▸ Objectives
(a) In the passage on the Lincoln bicentennial, what do many popular historians say we need only remember about Lincoln?
(b) Write the next part of the passage on the Lincoln bicentennial, picking up after its final sentence.

Others understandably seek to turn the Lincoln bicentennial into a festival of nonpartisan national unity. According to many popular historians, we need only remember that Lincoln saved the Union and destroyed slavery. You can't get more bipartisan than that. In 2009, how many Americans defend secession and slavery?
So are we all Lincolnians now? Maybe not. It's perfectly reasonable to ask what political movements and factions today would attract someone with Lincoln's political values. Lincoln was not King Arthur, living in a wholly alien society. Many of the issues of the mid-19th century -- from the role of the federal government in the economy to whether America is a Christian nation to evolution vs. creationism -- remain issues in the early 21st century.

▸ Entries

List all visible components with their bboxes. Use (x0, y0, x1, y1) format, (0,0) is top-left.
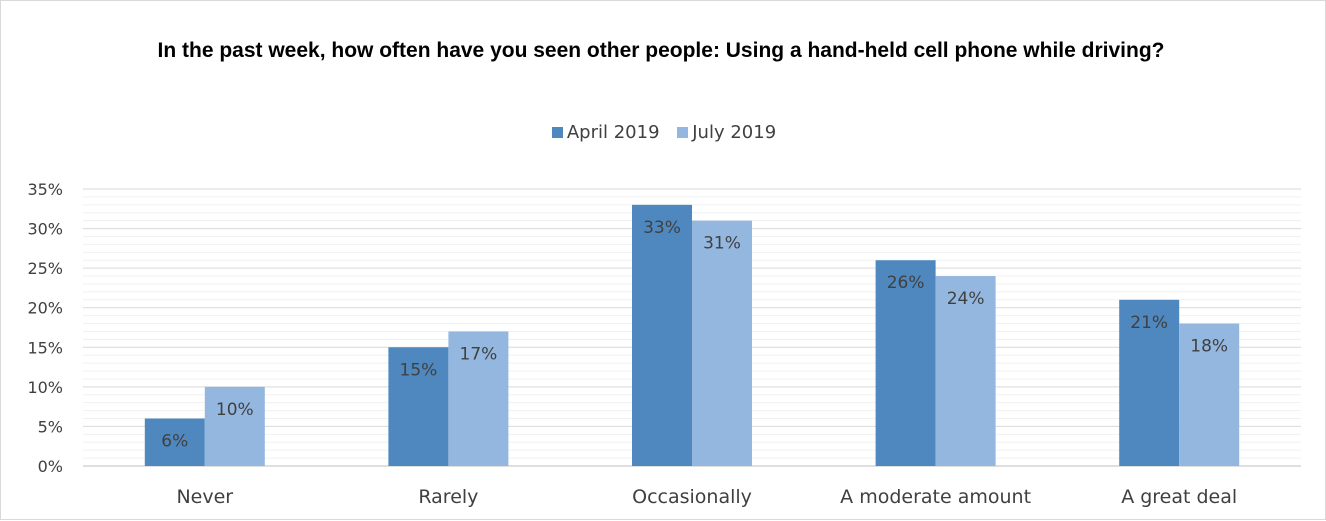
data-label: 6% (161, 432, 188, 452)
legend-item-april-2019: April 2019 (551, 122, 660, 143)
data-label: 18% (1190, 337, 1228, 357)
bar-july-2019 (448, 331, 509, 466)
y-tick-label: 0% (38, 457, 63, 476)
bar-april-2019 (144, 418, 205, 466)
bar-july-2019 (692, 220, 752, 466)
legend-label-april-2019: April 2019 (566, 122, 660, 143)
y-tick-label: 20% (27, 299, 63, 318)
chart-legend: April 2019 July 2019 (1, 122, 1326, 143)
legend-item-july-2019: July 2019 (677, 122, 776, 143)
legend-label-july-2019: July 2019 (692, 122, 777, 143)
data-label: 17% (460, 344, 498, 364)
data-label: 10% (216, 400, 254, 420)
bar-july-2019 (204, 386, 265, 466)
y-tick-label: 25% (27, 259, 63, 278)
legend-swatch-april-2019 (551, 127, 563, 138)
bar-april-2019 (632, 204, 692, 467)
y-tick-label: 30% (27, 220, 63, 239)
x-tick-label: Never (176, 486, 233, 508)
x-tick-label: A great deal (1121, 486, 1237, 508)
bar-april-2019 (1119, 299, 1180, 466)
x-tick-label: Occasionally (632, 486, 752, 508)
data-label: 31% (703, 234, 741, 254)
bar-april-2019 (875, 260, 936, 466)
data-label: 26% (887, 273, 925, 293)
x-tick-label: A moderate amount (840, 486, 1031, 508)
data-label: 33% (643, 218, 681, 238)
data-label: 15% (400, 360, 438, 380)
data-label: 21% (1130, 313, 1168, 333)
y-tick-label: 15% (27, 338, 63, 357)
bar-april-2019 (388, 347, 449, 466)
legend-swatch-july-2019 (677, 127, 689, 138)
data-label: 24% (947, 289, 985, 309)
chart-title: In the past week, how often have you see… (157, 39, 1165, 62)
bar-july-2019 (1179, 323, 1240, 466)
x-tick-label: Rarely (418, 486, 478, 508)
bar-july-2019 (935, 276, 996, 466)
y-tick-label: 5% (38, 417, 63, 436)
y-tick-label: 10% (27, 378, 63, 397)
y-tick-label: 35% (27, 180, 63, 199)
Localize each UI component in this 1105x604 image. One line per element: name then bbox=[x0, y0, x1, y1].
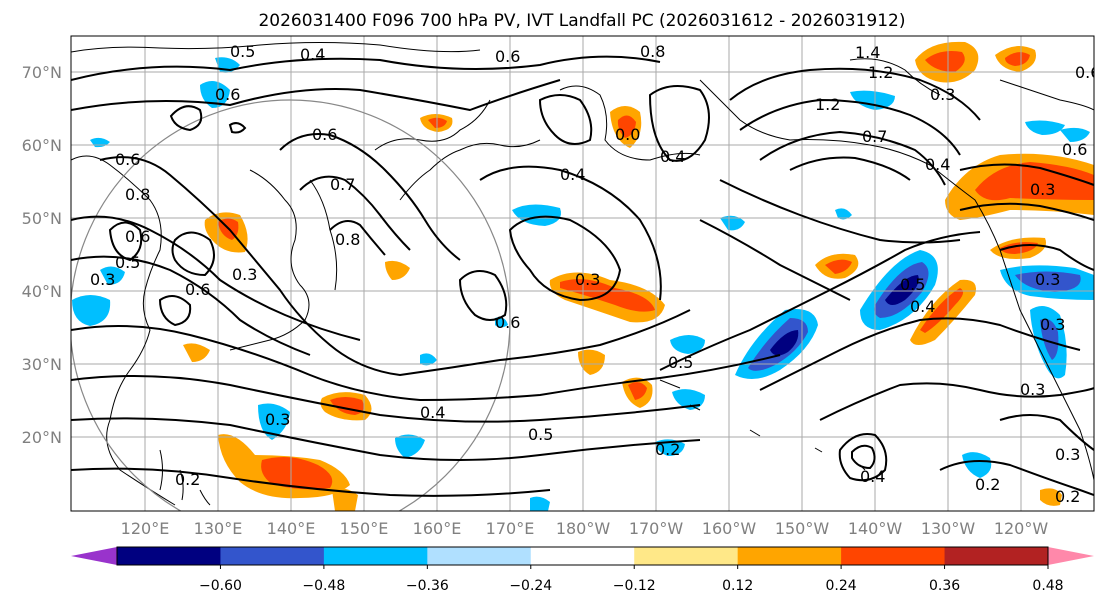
contour-label: 0.4 bbox=[560, 165, 585, 184]
lon-label: 160°W bbox=[702, 519, 757, 538]
contour-label: 0.8 bbox=[335, 230, 360, 249]
pv-contours bbox=[71, 55, 1094, 497]
contour-label: 1.4 bbox=[855, 43, 880, 62]
lat-label: 20°N bbox=[22, 428, 62, 447]
range-ring bbox=[71, 99, 511, 511]
contour-label: 0.3 bbox=[265, 410, 290, 429]
contour-label: 0.6 bbox=[215, 85, 240, 104]
colorbar-segment bbox=[323, 547, 428, 565]
colorbar-segment bbox=[634, 547, 739, 565]
coastlines bbox=[71, 42, 1094, 506]
colorbar-tick-label: 0.12 bbox=[722, 578, 753, 594]
colorbar-tick-label: −0.60 bbox=[199, 578, 242, 594]
contour-label: 0.3 bbox=[930, 85, 955, 104]
contour-label: 0.8 bbox=[640, 42, 665, 61]
map-panel: 0.5 0.4 0.6 0.8 1.4 1.2 0.6 0.0 0.6 0.7 … bbox=[71, 36, 1100, 511]
colorbar: −0.60 −0.48 −0.36 −0.24 −0.12 0.12 0.24 0.36 0.4… bbox=[71, 546, 1094, 594]
colorbar-segment bbox=[944, 547, 1049, 565]
contour-label: 0.5 bbox=[900, 275, 925, 294]
lon-label: 150°W bbox=[775, 519, 830, 538]
colorbar-segment bbox=[841, 547, 946, 565]
contour-label: 0.5 bbox=[115, 253, 140, 272]
contour-label: 0.6 bbox=[125, 227, 150, 246]
contour-label: 1.2 bbox=[868, 63, 893, 82]
contour-label: 0.7 bbox=[330, 175, 355, 194]
contour-label: 0.0 bbox=[615, 125, 640, 144]
colorbar-tick-label: −0.24 bbox=[509, 578, 552, 594]
lat-label: 50°N bbox=[22, 209, 62, 228]
colorbar-tick-label: 0.24 bbox=[826, 578, 857, 594]
colorbar-segment bbox=[220, 547, 325, 565]
lon-label: 170°E bbox=[486, 519, 535, 538]
lat-label: 70°N bbox=[22, 63, 62, 82]
contour-label: 0.6 bbox=[185, 280, 210, 299]
contour-label: 0.4 bbox=[300, 45, 325, 64]
contour-label: 0.2 bbox=[975, 475, 1000, 494]
contour-label: 0.4 bbox=[910, 297, 935, 316]
contour-label: 0.3 bbox=[232, 265, 257, 284]
colorbar-tick-label: −0.12 bbox=[613, 578, 656, 594]
lat-label: 30°N bbox=[22, 355, 62, 374]
graticule bbox=[71, 36, 1094, 511]
lat-label: 60°N bbox=[22, 136, 62, 155]
lat-label: 40°N bbox=[22, 282, 62, 301]
contour-label: 0.3 bbox=[575, 270, 600, 289]
map-frame bbox=[70, 35, 1095, 512]
colorbar-tick-label: 0.48 bbox=[1032, 578, 1063, 594]
contour-label: 0.4 bbox=[925, 155, 950, 174]
colorbar-tick-label: −0.36 bbox=[406, 578, 449, 594]
longitude-labels: 120°E 130°E 140°E 150°E 160°E 170°E 180°… bbox=[121, 519, 1049, 538]
lon-label: 120°W bbox=[994, 519, 1049, 538]
colorbar-extend-high bbox=[1048, 547, 1094, 565]
contour-label: 0.6 bbox=[312, 125, 337, 144]
colorbar-segment bbox=[737, 547, 842, 565]
contour-label: 0.3 bbox=[1035, 270, 1060, 289]
contour-label: 0.4 bbox=[420, 403, 445, 422]
contour-label: 0.3 bbox=[90, 270, 115, 289]
lon-label: 160°E bbox=[413, 519, 462, 538]
contour-label: 0.5 bbox=[528, 425, 553, 444]
lon-label: 130°E bbox=[194, 519, 243, 538]
contour-label: 0.7 bbox=[862, 127, 887, 146]
colorbar-frame bbox=[116, 546, 1049, 566]
lon-label: 170°W bbox=[629, 519, 684, 538]
contour-label: 0.5 bbox=[230, 42, 255, 61]
contour-label: 0.3 bbox=[1020, 380, 1045, 399]
lon-label: 140°W bbox=[848, 519, 903, 538]
contour-label: 0.2 bbox=[655, 440, 680, 459]
lon-label: 180°W bbox=[556, 519, 611, 538]
lon-label: 140°E bbox=[267, 519, 316, 538]
lon-label: 130°W bbox=[921, 519, 976, 538]
colorbar-segment bbox=[427, 547, 532, 565]
lon-label: 150°E bbox=[340, 519, 389, 538]
contour-label: 1.2 bbox=[815, 95, 840, 114]
contour-label: 0.6 bbox=[495, 313, 520, 332]
lon-label: 120°E bbox=[121, 519, 170, 538]
map-title: 2026031400 F096 700 hPa PV, IVT Landfall… bbox=[258, 11, 905, 31]
contour-label: 0.2 bbox=[175, 470, 200, 489]
colorbar-segment bbox=[530, 547, 635, 565]
contour-label: 0.2 bbox=[1055, 487, 1080, 506]
contour-label: 0.3 bbox=[1040, 315, 1065, 334]
contour-label: 0.8 bbox=[125, 185, 150, 204]
contour-label: 0.3 bbox=[1055, 445, 1080, 464]
contour-labels: 0.5 0.4 0.6 0.8 1.4 1.2 0.6 0.0 0.6 0.7 … bbox=[90, 42, 1100, 506]
contour-label: 0.5 bbox=[668, 353, 693, 372]
latitude-labels: 70°N 60°N 50°N 40°N 30°N 20°N bbox=[22, 63, 62, 447]
contour-label: 0.6 bbox=[1062, 140, 1087, 159]
contour-label: 0.4 bbox=[660, 147, 685, 166]
colorbar-extend-low bbox=[71, 547, 117, 565]
contour-label: 0.3 bbox=[1030, 180, 1055, 199]
colorbar-segment bbox=[117, 547, 221, 565]
colorbar-tick-label: 0.36 bbox=[929, 578, 960, 594]
contour-label: 0.4 bbox=[860, 467, 885, 486]
contour-label: 0.6 bbox=[115, 150, 140, 169]
contour-label: 0.6 bbox=[1075, 63, 1100, 82]
contour-label: 0.6 bbox=[495, 47, 520, 66]
colorbar-tick-label: −0.48 bbox=[302, 578, 345, 594]
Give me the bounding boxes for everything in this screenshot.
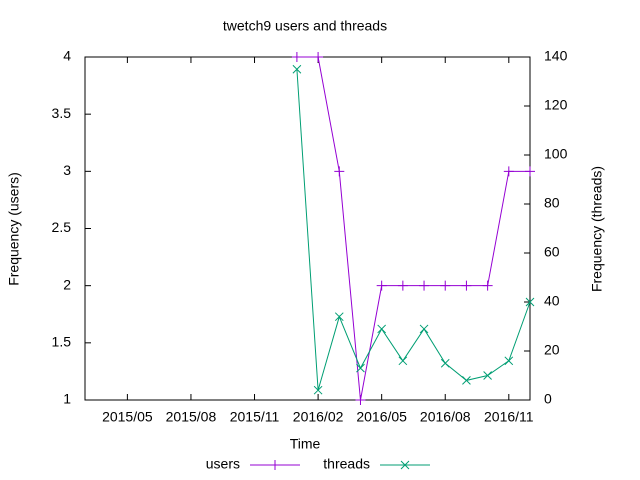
- point-marker: [292, 64, 302, 74]
- y-tick-label: 3: [63, 162, 71, 178]
- point-marker: [313, 385, 323, 395]
- y-tick-label: 1: [63, 391, 71, 407]
- point-marker: [291, 52, 302, 62]
- point-marker: [398, 356, 408, 366]
- point-marker: [525, 297, 535, 307]
- y2-axis-label: Frequency (threads): [589, 166, 605, 292]
- point-marker: [503, 166, 514, 177]
- y2-tick-label: 0: [544, 391, 552, 407]
- point-marker: [419, 280, 430, 291]
- legend-label: threads: [323, 456, 370, 472]
- y-tick-label: 4: [63, 48, 71, 64]
- x-tick-label: 2016/05: [356, 409, 407, 425]
- point-marker: [313, 52, 324, 62]
- x-axis-label: Time: [290, 436, 321, 452]
- y2-tick-label: 60: [544, 244, 560, 260]
- y2-tick-label: 40: [544, 293, 560, 309]
- point-marker: [356, 363, 365, 373]
- x-tick-label: 2015/08: [166, 409, 217, 425]
- y-tick-label: 3.5: [52, 105, 72, 121]
- point-marker: [504, 356, 514, 366]
- point-marker: [334, 312, 344, 322]
- x-tick-label: 2015/05: [102, 409, 153, 425]
- point-marker: [525, 166, 535, 177]
- x-tick-label: 2015/11: [230, 409, 280, 425]
- series-line: [296, 69, 531, 391]
- x-tick-label: 2016/02: [293, 409, 344, 425]
- x-tick-label: 2016/08: [420, 409, 471, 425]
- point-marker: [440, 358, 450, 368]
- point-marker: [400, 460, 410, 470]
- y-tick-label: 1.5: [52, 334, 72, 350]
- y-tick-label: 2: [63, 276, 71, 292]
- y2-tick-label: 80: [544, 195, 560, 211]
- point-marker: [419, 324, 429, 334]
- y2-tick-label: 140: [544, 48, 568, 64]
- y2-tick-label: 20: [544, 342, 560, 358]
- point-marker: [461, 280, 472, 291]
- series-line: [296, 56, 530, 401]
- point-marker: [483, 371, 492, 380]
- point-marker: [462, 376, 471, 385]
- y-tick-label: 2.5: [52, 219, 72, 235]
- chart-title: twetch9 users and threads: [223, 18, 387, 34]
- point-marker: [355, 395, 366, 405]
- y2-tick-label: 100: [544, 146, 568, 162]
- point-marker: [334, 166, 345, 177]
- point-marker: [397, 280, 408, 291]
- point-marker: [482, 280, 493, 291]
- point-marker: [440, 280, 451, 291]
- x-tick-label: 2016/11: [484, 409, 534, 425]
- point-marker: [377, 324, 387, 334]
- y2-tick-label: 120: [544, 97, 568, 113]
- legend-label: users: [206, 456, 240, 472]
- y-axis-label: Frequency (users): [6, 172, 22, 286]
- point-marker: [270, 460, 280, 470]
- point-marker: [376, 280, 387, 291]
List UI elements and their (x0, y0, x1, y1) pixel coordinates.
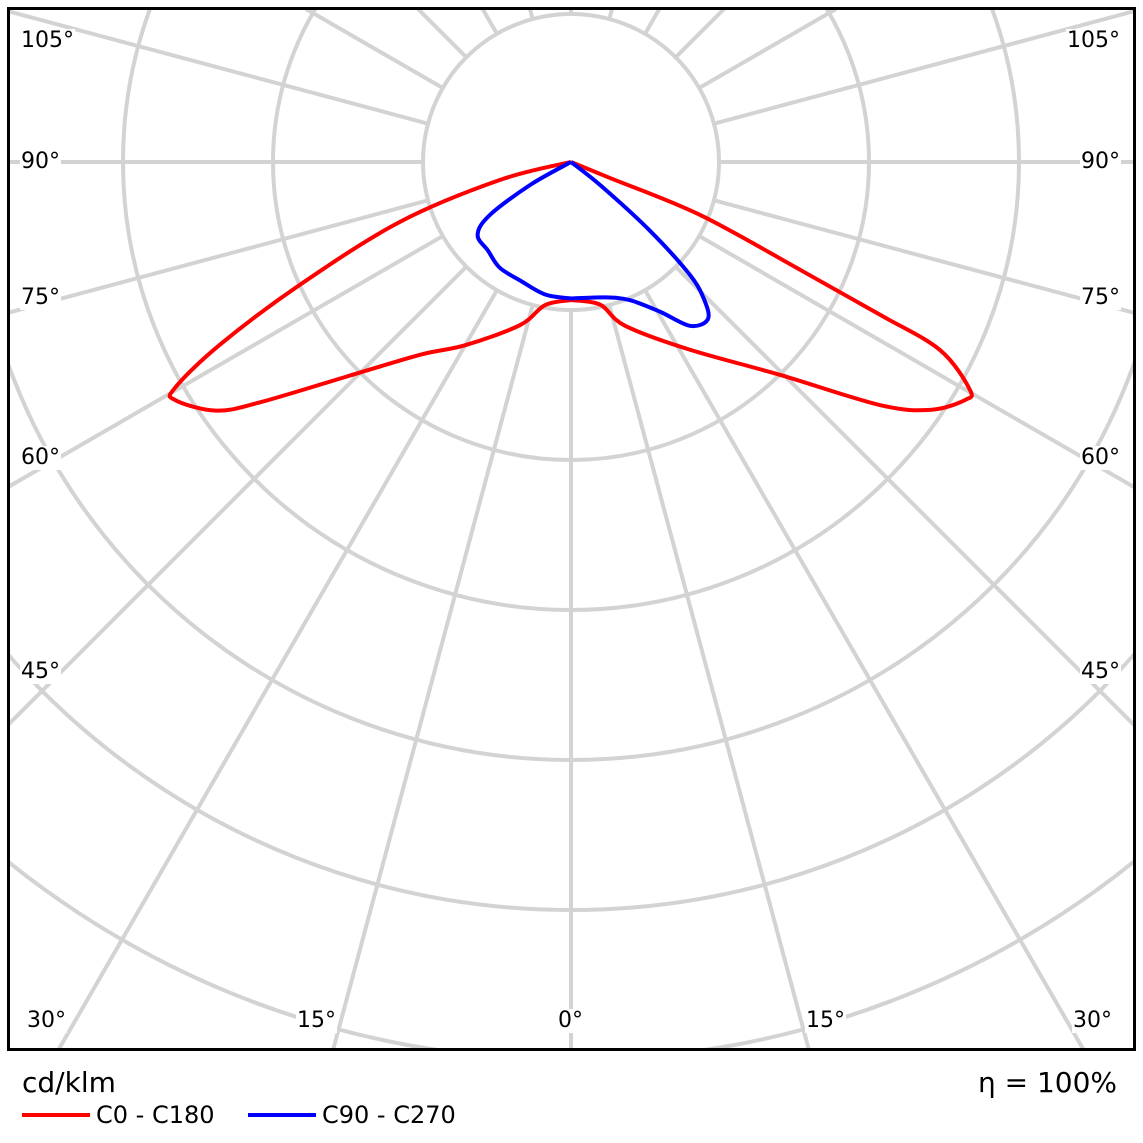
angle-label-right: 90° (1080, 149, 1121, 174)
unit-label: cd/klm (22, 1066, 116, 1099)
angle-label-right: 60° (1080, 445, 1121, 470)
efficiency-label: η = 100% (977, 1066, 1117, 1099)
angle-label-bottom: 0° (557, 1008, 584, 1033)
grid-spoke (607, 9, 614, 20)
grid-spoke (713, 9, 1134, 126)
angle-label-bottom: 15° (296, 1008, 337, 1033)
grid-spoke (528, 9, 535, 20)
angle-label-bottom: 30° (1072, 1008, 1113, 1033)
angle-label-right: 75° (1080, 285, 1121, 310)
grid-spoke (304, 9, 444, 90)
curve-c0-c180-right (570, 160, 974, 413)
angle-label-bottom: 30° (26, 1008, 67, 1033)
grid-spoke (9, 9, 429, 126)
grid-spoke (9, 234, 444, 489)
legend-item-c90-c270: C90 - C270 (248, 1101, 456, 1129)
curve-c90-c270-left (475, 160, 572, 301)
grid-spoke (607, 304, 811, 1049)
angle-label-left: 105° (20, 28, 75, 53)
angle-label-right: 45° (1080, 659, 1121, 684)
grid-spoke (674, 9, 726, 59)
legend-label: C90 - C270 (322, 1101, 456, 1129)
grid-spoke (331, 304, 535, 1049)
polar-grid (9, 9, 1134, 1049)
legend-swatch-blue (248, 1113, 316, 1117)
angle-label-left: 60° (20, 445, 61, 470)
grid-spoke (9, 198, 429, 315)
angle-label-right: 105° (1066, 28, 1121, 53)
grid-spoke (643, 289, 1085, 1049)
grid-spoke (698, 234, 1134, 489)
grid-spoke (416, 9, 468, 59)
curve-c90-c270-right (569, 160, 711, 329)
angle-label-left: 90° (20, 149, 61, 174)
legend-swatch-red (22, 1113, 90, 1117)
chart-frame (7, 7, 1136, 1051)
grid-spoke (713, 198, 1134, 315)
grid-spoke (643, 9, 662, 35)
angle-label-left: 75° (20, 285, 61, 310)
curve-c0-c180-left (167, 160, 572, 413)
grid-spoke (9, 265, 468, 726)
grid-spoke (480, 9, 499, 35)
grid-spoke (57, 289, 499, 1049)
curves (167, 160, 974, 413)
grid-spoke (698, 9, 838, 90)
angle-label-left: 45° (20, 659, 61, 684)
legend-label: C0 - C180 (96, 1101, 215, 1129)
grid-spoke (674, 265, 1134, 727)
angle-label-bottom: 15° (805, 1008, 846, 1033)
legend-item-c0-c180: C0 - C180 (22, 1101, 215, 1129)
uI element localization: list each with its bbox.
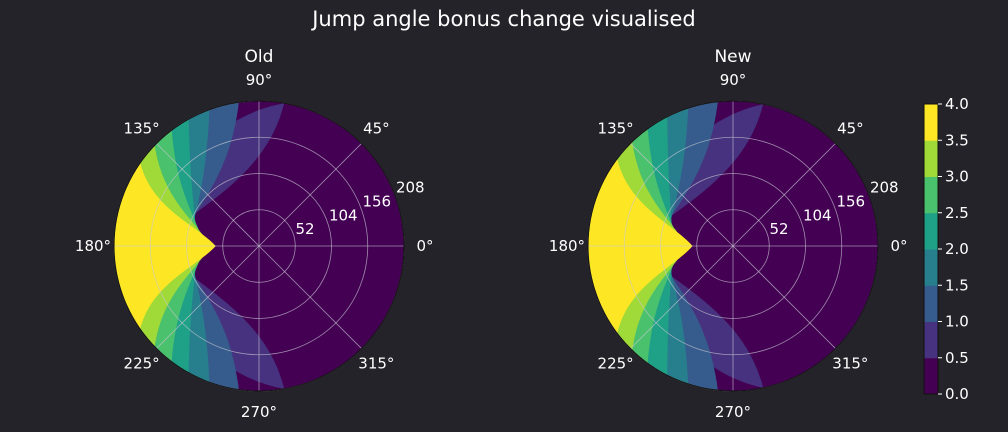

▸ Per-task answers
(a) That Lincoln saved the Union and destroyed slavery.

(b)
In his long career as a Whig and Republican politician, Abraham Lincoln expressed views on many subjects other than unionism and slavery. Americans are rightly curious about the beliefs and values of the most iconic American president. Contemporary historians are inclined to deflect such questions by mumbling that Lincoln was "mysterious" or "puzzling." But there is no lack of evidence. Lincoln's ideas about race, religion, economics and the Constitution are well known to scholars. What Lincoln might think about today's American politics is not only a legitimate question, but one that can be answered with a reasonable chance of success.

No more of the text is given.